Work to be completed: Transcribe all the entries word for word, but omit the images.

══════════════════════════════

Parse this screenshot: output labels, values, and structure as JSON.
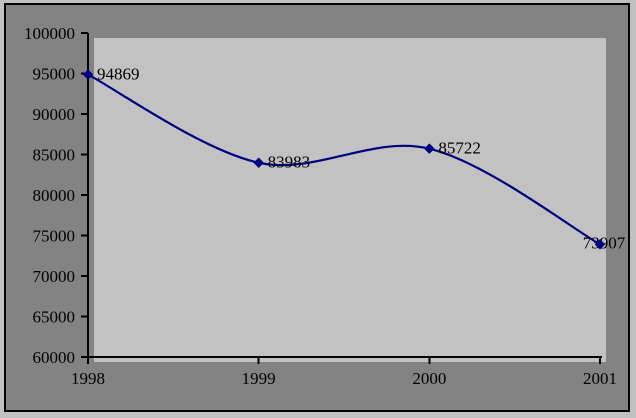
{
  "chart_data": {
    "type": "line",
    "title": "",
    "xlabel": "",
    "ylabel": "",
    "categories": [
      "1998",
      "1999",
      "2000",
      "2001"
    ],
    "series": [
      {
        "values": [
          94869,
          83983,
          85722,
          73907
        ],
        "data_labels": [
          "94869",
          "83983",
          "85722",
          "73907"
        ],
        "color": "#000080",
        "marker": "diamond",
        "smoothed": true
      }
    ],
    "ylim": [
      60000,
      100000
    ],
    "y_tick_step": 5000,
    "y_tick_labels": [
      "100000",
      "95000",
      "90000",
      "85000",
      "80000",
      "75000",
      "70000",
      "65000",
      "60000"
    ],
    "grid": false,
    "legend": false,
    "colors": {
      "outer_background": "#c1c1c1",
      "chart_background": "#838383",
      "plot_background": "#c2c2c2",
      "axis": "#000000",
      "text": "#000000",
      "frame_border": "#000000"
    }
  }
}
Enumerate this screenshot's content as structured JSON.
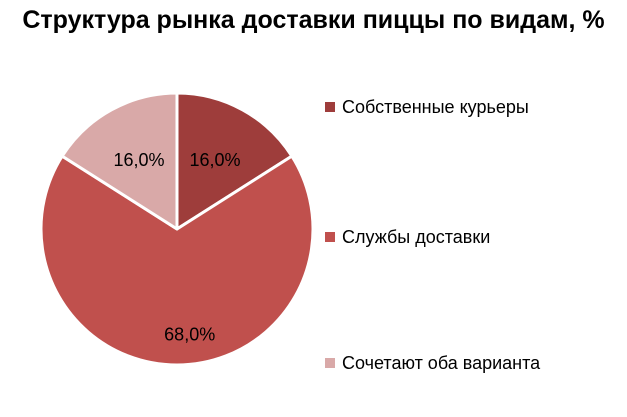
{
  "chart_data": {
    "type": "pie",
    "title": "Структура рынка доставки пиццы по видам, %",
    "legend_position": "right",
    "slices": [
      {
        "label": "Собственные курьеры",
        "value": 16.0,
        "display": "16,0%",
        "color": "#9E3D3B"
      },
      {
        "label": "Службы доставки",
        "value": 68.0,
        "display": "68,0%",
        "color": "#C0504D"
      },
      {
        "label": "Сочетают оба варианта",
        "value": 16.0,
        "display": "16,0%",
        "color": "#D9A9A8"
      }
    ]
  }
}
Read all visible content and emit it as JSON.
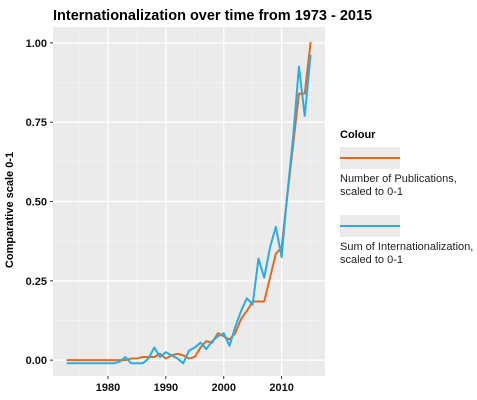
{
  "chart_data": {
    "type": "line",
    "title": "Internationalization over time from 1973 - 2015",
    "xlabel": "",
    "ylabel": "Comparative scale 0-1",
    "xlim": [
      1970.5,
      2017.5
    ],
    "ylim": [
      -0.05,
      1.05
    ],
    "x_ticks": [
      1980,
      1990,
      2000,
      2010
    ],
    "x_tick_labels": [
      "1980",
      "1990",
      "2000",
      "2010"
    ],
    "y_ticks": [
      0,
      0.25,
      0.5,
      0.75,
      1.0
    ],
    "y_tick_labels": [
      "0.00",
      "0.25",
      "0.50",
      "0.75",
      "1.00"
    ],
    "grid": true,
    "legend": {
      "title": "Colour",
      "position": "right",
      "entries": [
        {
          "label_lines": [
            "Number of Publications,",
            "scaled to 0-1"
          ],
          "series": 0
        },
        {
          "label_lines": [
            "Sum of Internationalization,",
            "scaled to 0-1"
          ],
          "series": 1
        }
      ]
    },
    "series": [
      {
        "name": "Number of Publications, scaled to 0-1",
        "color": "#E06B20",
        "x": [
          1973,
          1974,
          1975,
          1976,
          1977,
          1978,
          1979,
          1980,
          1981,
          1982,
          1983,
          1984,
          1985,
          1986,
          1987,
          1988,
          1989,
          1990,
          1991,
          1992,
          1993,
          1994,
          1995,
          1996,
          1997,
          1998,
          1999,
          2000,
          2001,
          2002,
          2003,
          2004,
          2005,
          2006,
          2007,
          2008,
          2009,
          2010,
          2011,
          2012,
          2013,
          2014,
          2015
        ],
        "y": [
          0,
          0,
          0,
          0,
          0,
          0,
          0,
          0,
          0,
          0,
          0,
          0.005,
          0.005,
          0.01,
          0.01,
          0.01,
          0.02,
          0.005,
          0.015,
          0.02,
          0.015,
          0.005,
          0.01,
          0.04,
          0.06,
          0.055,
          0.085,
          0.075,
          0.065,
          0.085,
          0.13,
          0.155,
          0.185,
          0.185,
          0.185,
          0.26,
          0.335,
          0.355,
          0.52,
          0.68,
          0.84,
          0.84,
          1.0
        ]
      },
      {
        "name": "Sum of Internationalization, scaled to 0-1",
        "color": "#2AACE2",
        "x": [
          1973,
          1974,
          1975,
          1976,
          1977,
          1978,
          1979,
          1980,
          1981,
          1982,
          1983,
          1984,
          1985,
          1986,
          1987,
          1988,
          1989,
          1990,
          1991,
          1992,
          1993,
          1994,
          1995,
          1996,
          1997,
          1998,
          1999,
          2000,
          2001,
          2002,
          2003,
          2004,
          2005,
          2006,
          2007,
          2008,
          2009,
          2010,
          2011,
          2012,
          2013,
          2014,
          2015
        ],
        "y": [
          -0.01,
          -0.01,
          -0.01,
          -0.01,
          -0.01,
          -0.01,
          -0.01,
          -0.01,
          -0.01,
          -0.005,
          0.01,
          -0.01,
          -0.01,
          -0.01,
          0.005,
          0.04,
          0.01,
          0.025,
          0.015,
          0.005,
          -0.01,
          0.03,
          0.04,
          0.055,
          0.035,
          0.06,
          0.075,
          0.085,
          0.045,
          0.105,
          0.155,
          0.195,
          0.175,
          0.32,
          0.26,
          0.355,
          0.42,
          0.325,
          0.525,
          0.705,
          0.925,
          0.77,
          0.96
        ]
      }
    ]
  }
}
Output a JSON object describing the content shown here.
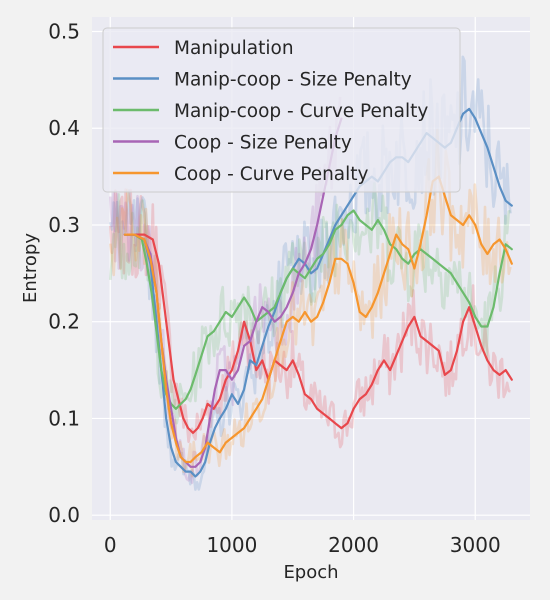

══════════════════════════════

Right answer:
Parse this screenshot: output labels, values, and structure as JSON.
{
  "chart_data": {
    "type": "line",
    "title": "",
    "xlabel": "",
    "ylabel": "",
    "categories": [
      "1998",
      "1999",
      "2000",
      "2001"
    ],
    "series": [
      {
        "values": [
          94869,
          83983,
          85722,
          73907
        ],
        "data_labels": [
          "94869",
          "83983",
          "85722",
          "73907"
        ],
        "color": "#000080",
        "marker": "diamond",
        "smoothed": true
      }
    ],
    "ylim": [
      60000,
      100000
    ],
    "y_tick_step": 5000,
    "y_tick_labels": [
      "100000",
      "95000",
      "90000",
      "85000",
      "80000",
      "75000",
      "70000",
      "65000",
      "60000"
    ],
    "grid": false,
    "legend": false,
    "colors": {
      "outer_background": "#c1c1c1",
      "chart_background": "#838383",
      "plot_background": "#c2c2c2",
      "axis": "#000000",
      "text": "#000000",
      "frame_border": "#000000"
    }
  }
}
Enumerate this screenshot's content as structured JSON.
{
  "chart_data": {
    "type": "pie",
    "title": "Структура рынка доставки пиццы по видам, %",
    "legend_position": "right",
    "slices": [
      {
        "label": "Собственные курьеры",
        "value": 16.0,
        "display": "16,0%",
        "color": "#9E3D3B"
      },
      {
        "label": "Службы доставки",
        "value": 68.0,
        "display": "68,0%",
        "color": "#C0504D"
      },
      {
        "label": "Сочетают оба варианта",
        "value": 16.0,
        "display": "16,0%",
        "color": "#D9A9A8"
      }
    ]
  }
}
Read all visible content and emit it as JSON.
{
  "chart_data": {
    "type": "line",
    "title": "Internationalization over time from 1973 - 2015",
    "xlabel": "",
    "ylabel": "Comparative scale 0-1",
    "xlim": [
      1970.5,
      2017.5
    ],
    "ylim": [
      -0.05,
      1.05
    ],
    "x_ticks": [
      1980,
      1990,
      2000,
      2010
    ],
    "x_tick_labels": [
      "1980",
      "1990",
      "2000",
      "2010"
    ],
    "y_ticks": [
      0,
      0.25,
      0.5,
      0.75,
      1.0
    ],
    "y_tick_labels": [
      "0.00",
      "0.25",
      "0.50",
      "0.75",
      "1.00"
    ],
    "grid": true,
    "legend": {
      "title": "Colour",
      "position": "right",
      "entries": [
        {
          "label_lines": [
            "Number of Publications,",
            "scaled to 0-1"
          ],
          "series": 0
        },
        {
          "label_lines": [
            "Sum of Internationalization,",
            "scaled to 0-1"
          ],
          "series": 1
        }
      ]
    },
    "series": [
      {
        "name": "Number of Publications, scaled to 0-1",
        "color": "#E06B20",
        "x": [
          1973,
          1974,
          1975,
          1976,
          1977,
          1978,
          1979,
          1980,
          1981,
          1982,
          1983,
          1984,
          1985,
          1986,
          1987,
          1988,
          1989,
          1990,
          1991,
          1992,
          1993,
          1994,
          1995,
          1996,
          1997,
          1998,
          1999,
          2000,
          2001,
          2002,
          2003,
          2004,
          2005,
          2006,
          2007,
          2008,
          2009,
          2010,
          2011,
          2012,
          2013,
          2014,
          2015
        ],
        "y": [
          0,
          0,
          0,
          0,
          0,
          0,
          0,
          0,
          0,
          0,
          0,
          0.005,
          0.005,
          0.01,
          0.01,
          0.01,
          0.02,
          0.005,
          0.015,
          0.02,
          0.015,
          0.005,
          0.01,
          0.04,
          0.06,
          0.055,
          0.085,
          0.075,
          0.065,
          0.085,
          0.13,
          0.155,
          0.185,
          0.185,
          0.185,
          0.26,
          0.335,
          0.355,
          0.52,
          0.68,
          0.84,
          0.84,
          1.0
        ]
      },
      {
        "name": "Sum of Internationalization, scaled to 0-1",
        "color": "#2AACE2",
        "x": [
          1973,
          1974,
          1975,
          1976,
          1977,
          1978,
          1979,
          1980,
          1981,
          1982,
          1983,
          1984,
          1985,
          1986,
          1987,
          1988,
          1989,
          1990,
          1991,
          1992,
          1993,
          1994,
          1995,
          1996,
          1997,
          1998,
          1999,
          2000,
          2001,
          2002,
          2003,
          2004,
          2005,
          2006,
          2007,
          2008,
          2009,
          2010,
          2011,
          2012,
          2013,
          2014,
          2015
        ],
        "y": [
          -0.01,
          -0.01,
          -0.01,
          -0.01,
          -0.01,
          -0.01,
          -0.01,
          -0.01,
          -0.01,
          -0.005,
          0.01,
          -0.01,
          -0.01,
          -0.01,
          0.005,
          0.04,
          0.01,
          0.025,
          0.015,
          0.005,
          -0.01,
          0.03,
          0.04,
          0.055,
          0.035,
          0.06,
          0.075,
          0.085,
          0.045,
          0.105,
          0.155,
          0.195,
          0.175,
          0.32,
          0.26,
          0.355,
          0.42,
          0.325,
          0.525,
          0.705,
          0.925,
          0.77,
          0.96
        ]
      }
    ]
  }
}
Output a JSON object describing the content shown here.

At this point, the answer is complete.